What to do
Could you return the whole passage below on the film's cuts and reception, word for word?

Text passage

_____

Following the disastrous preview, Capra made extensive cuts and, on January 12, 1937, reshot scenes involving the High Lama written by Sidney Buchman, who declined screen credit for his work. The new footage placed more emphasis on the growing desperation of the world situation at the time. Still unhappy with the film's length, Harry Cohn intervened; he cancelled the February 1 opening and edited the film personally. When it premiered in San Francisco on March 2, it was 132 minutes long. During the film's initial release in selected cities, it was a roadshow attraction, with only two presentations per day and tickets sold on a reserved-seat basis. Because the box-office returns were so low, the studio head cut an additional 14 minutes before the film went into general release the following September. Due primarily to the cuts made without his approval, Capra later filed a lawsuit against Columbia, citing "contractual disagreements", among them, the studio's refusal to pay him a $100,000 semi-annual salary payment due him. A settlement was reached on November 27, 1937, with Capra collecting his money and being relieved of the obligation of making one of the five films required by his contract. In 1985, the director claimed Cohn, whom he described as the "Jewish producer," trimmed the film simply so theaters could have more daily showings and increase the film's chance of turning a profit.

Reception

Frank S. Nugent of The New York Times called it, "a grand adventure film, magnificently staged, beautifully photographed, and capitally played." He continued,

[T]here is no denying the opulence of the production, the impressiveness of the sets, the richness of the costuming, the satisfying attention to large and small detail which makes Hollywood at its best such a generous entertainer. We can deride the screen in its lesser moods, but when the West Coast impresarios decide to shoot the works the resulting pyrotechnics bathe us in a warm and cheerful glow. ... The penultimate scenes are as vivid, swift, and brilliantly achieved as the first. Only the conclusion itself is somehow disappointing. But perhaps that is inescapable, for there can be no truly satisfying end to any fantasy. ... Mr. Capra was guilty of a few directorial clichés, but otherwise it was a perfect job. Unquestionably the picture has the best photography and sets of the year. By all means it is worth seeing.

_____

Items drawn from a data source
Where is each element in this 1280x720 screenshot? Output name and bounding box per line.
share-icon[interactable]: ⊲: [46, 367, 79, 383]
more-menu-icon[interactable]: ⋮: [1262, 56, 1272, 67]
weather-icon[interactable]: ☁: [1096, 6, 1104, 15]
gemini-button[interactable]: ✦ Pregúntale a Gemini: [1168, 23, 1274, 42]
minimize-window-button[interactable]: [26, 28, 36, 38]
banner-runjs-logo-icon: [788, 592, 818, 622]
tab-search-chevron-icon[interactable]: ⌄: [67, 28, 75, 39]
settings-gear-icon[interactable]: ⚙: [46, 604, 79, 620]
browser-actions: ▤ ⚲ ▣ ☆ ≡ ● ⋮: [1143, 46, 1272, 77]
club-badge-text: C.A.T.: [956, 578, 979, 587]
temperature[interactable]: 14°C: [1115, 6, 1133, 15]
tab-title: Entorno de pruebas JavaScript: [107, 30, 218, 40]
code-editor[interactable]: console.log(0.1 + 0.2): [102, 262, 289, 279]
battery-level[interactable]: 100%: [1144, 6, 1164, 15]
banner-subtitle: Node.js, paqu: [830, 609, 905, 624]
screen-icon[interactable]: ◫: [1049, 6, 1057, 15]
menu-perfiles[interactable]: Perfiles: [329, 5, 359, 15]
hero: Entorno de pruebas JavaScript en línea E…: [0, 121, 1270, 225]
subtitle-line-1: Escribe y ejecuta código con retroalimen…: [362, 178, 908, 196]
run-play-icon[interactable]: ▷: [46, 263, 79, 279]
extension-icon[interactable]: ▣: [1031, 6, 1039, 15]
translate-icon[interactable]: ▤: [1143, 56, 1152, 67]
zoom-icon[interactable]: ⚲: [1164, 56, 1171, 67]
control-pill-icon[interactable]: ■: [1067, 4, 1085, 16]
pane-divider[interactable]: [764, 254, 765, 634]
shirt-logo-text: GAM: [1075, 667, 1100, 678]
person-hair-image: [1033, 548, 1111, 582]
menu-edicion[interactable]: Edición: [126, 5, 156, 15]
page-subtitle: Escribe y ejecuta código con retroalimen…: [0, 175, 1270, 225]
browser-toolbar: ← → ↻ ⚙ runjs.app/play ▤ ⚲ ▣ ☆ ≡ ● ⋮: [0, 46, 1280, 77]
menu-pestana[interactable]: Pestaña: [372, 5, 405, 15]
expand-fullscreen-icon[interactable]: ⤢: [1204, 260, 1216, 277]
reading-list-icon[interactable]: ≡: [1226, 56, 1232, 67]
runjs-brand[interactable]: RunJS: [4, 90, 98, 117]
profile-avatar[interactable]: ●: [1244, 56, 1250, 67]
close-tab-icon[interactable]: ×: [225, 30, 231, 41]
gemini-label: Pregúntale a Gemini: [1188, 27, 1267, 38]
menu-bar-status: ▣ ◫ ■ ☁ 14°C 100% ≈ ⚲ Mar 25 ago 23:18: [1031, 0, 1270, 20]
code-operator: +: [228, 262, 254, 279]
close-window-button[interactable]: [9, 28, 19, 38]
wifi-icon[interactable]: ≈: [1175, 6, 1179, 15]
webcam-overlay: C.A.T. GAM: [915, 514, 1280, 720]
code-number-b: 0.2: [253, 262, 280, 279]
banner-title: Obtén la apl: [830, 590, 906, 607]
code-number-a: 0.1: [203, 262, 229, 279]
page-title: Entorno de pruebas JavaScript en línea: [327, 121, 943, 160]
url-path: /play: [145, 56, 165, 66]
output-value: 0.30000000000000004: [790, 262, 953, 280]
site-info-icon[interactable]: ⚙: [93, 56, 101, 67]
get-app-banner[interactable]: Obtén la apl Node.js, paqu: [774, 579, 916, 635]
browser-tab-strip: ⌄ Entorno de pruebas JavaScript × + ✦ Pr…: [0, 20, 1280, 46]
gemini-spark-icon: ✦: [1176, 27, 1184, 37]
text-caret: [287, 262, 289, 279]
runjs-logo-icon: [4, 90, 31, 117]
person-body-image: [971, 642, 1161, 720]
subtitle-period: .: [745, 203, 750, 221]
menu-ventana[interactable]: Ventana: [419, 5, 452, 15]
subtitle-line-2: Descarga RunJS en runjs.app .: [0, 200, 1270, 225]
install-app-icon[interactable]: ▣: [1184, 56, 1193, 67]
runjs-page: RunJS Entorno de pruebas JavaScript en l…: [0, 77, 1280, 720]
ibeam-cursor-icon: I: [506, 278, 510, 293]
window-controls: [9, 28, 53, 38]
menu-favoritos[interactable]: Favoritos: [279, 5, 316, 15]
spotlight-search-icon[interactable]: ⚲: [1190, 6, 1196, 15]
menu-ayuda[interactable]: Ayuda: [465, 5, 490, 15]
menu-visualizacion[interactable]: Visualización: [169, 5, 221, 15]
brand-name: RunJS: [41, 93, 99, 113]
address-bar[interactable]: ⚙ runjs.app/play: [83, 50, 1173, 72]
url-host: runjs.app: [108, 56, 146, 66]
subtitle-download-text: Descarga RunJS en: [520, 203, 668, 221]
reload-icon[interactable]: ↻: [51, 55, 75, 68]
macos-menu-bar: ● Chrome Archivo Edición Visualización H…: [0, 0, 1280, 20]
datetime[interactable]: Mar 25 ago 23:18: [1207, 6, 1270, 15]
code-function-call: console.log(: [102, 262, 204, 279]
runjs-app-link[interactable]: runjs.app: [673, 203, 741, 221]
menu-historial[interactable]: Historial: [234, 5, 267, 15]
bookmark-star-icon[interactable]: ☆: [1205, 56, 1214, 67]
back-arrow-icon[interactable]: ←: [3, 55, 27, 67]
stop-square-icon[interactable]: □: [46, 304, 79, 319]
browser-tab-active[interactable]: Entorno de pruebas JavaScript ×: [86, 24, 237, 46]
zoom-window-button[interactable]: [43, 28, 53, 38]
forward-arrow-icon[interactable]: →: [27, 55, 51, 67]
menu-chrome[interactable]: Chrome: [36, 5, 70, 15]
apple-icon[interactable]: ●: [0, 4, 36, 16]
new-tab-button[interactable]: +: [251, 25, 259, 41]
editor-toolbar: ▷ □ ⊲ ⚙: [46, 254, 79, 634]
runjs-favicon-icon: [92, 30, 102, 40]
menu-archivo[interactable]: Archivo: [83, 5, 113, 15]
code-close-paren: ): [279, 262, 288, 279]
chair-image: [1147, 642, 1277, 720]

_____

Result for this task
Following the disastrous preview, Capra made extensive cuts and, on January 12, 1937, reshot scenes involving the High Lama written by Sidney Buchman, who declined screen credit for his work. The new footage placed more emphasis on the growing desperation of the world situation at the time. Still unhappy with the film's length, Harry Cohn intervened; he cancelled the February 1 opening and edited the film personally. When it premiered in San Francisco on March 2, it was 132 minutes long. During the film's initial release in selected cities, it was a roadshow attraction, with only two presentations per day and tickets sold on a reserved-seat basis. Because the box-office returns were so low, the studio head cut an additional 14 minutes before the film went into general release the following September. Due primarily to the cuts made without his approval, Capra later filed a lawsuit against Columbia, citing "contractual disagreements", among them, the studio's refusal to pay him a $100,000 semi-annual salary payment due him. A settlement was reached on November 27, 1937, with Capra collecting his money and being relieved of the obligation of making one of the five films required by his contract. In 1985, the director claimed Cohn, whom he described as the "Jewish producer," trimmed the film simply so theaters could have more daily showings and increase the film's chance of turning a profit.

Reception

Frank S. Nugent of The New York Times called it, "a grand adventure film, magnificently staged, beautifully photographed, and capitally played." He continued,

[T]here is no denying the opulence of the production, the impressiveness of the sets, the richness of the costuming, the satisfying attention to large and small detail which makes Hollywood at its best such a generous entertainer. We can deride the screen in its lesser moods, but when the West Coast impresarios decide to shoot the works the resulting pyrotechnics bathe us in a warm and cheerful glow. ... The penultimate scenes are as vivid, swift, and brilliantly achieved as the first. Only the conclusion itself is somehow disappointing. But perhaps that is inescapable, for there can be no truly satisfying end to any fantasy. ... Mr. Capra was guilty of a few directorial clichés, but otherwise it was a perfect job. Unquestionably the picture has the best photography and sets of the year. By all means it is worth seeing.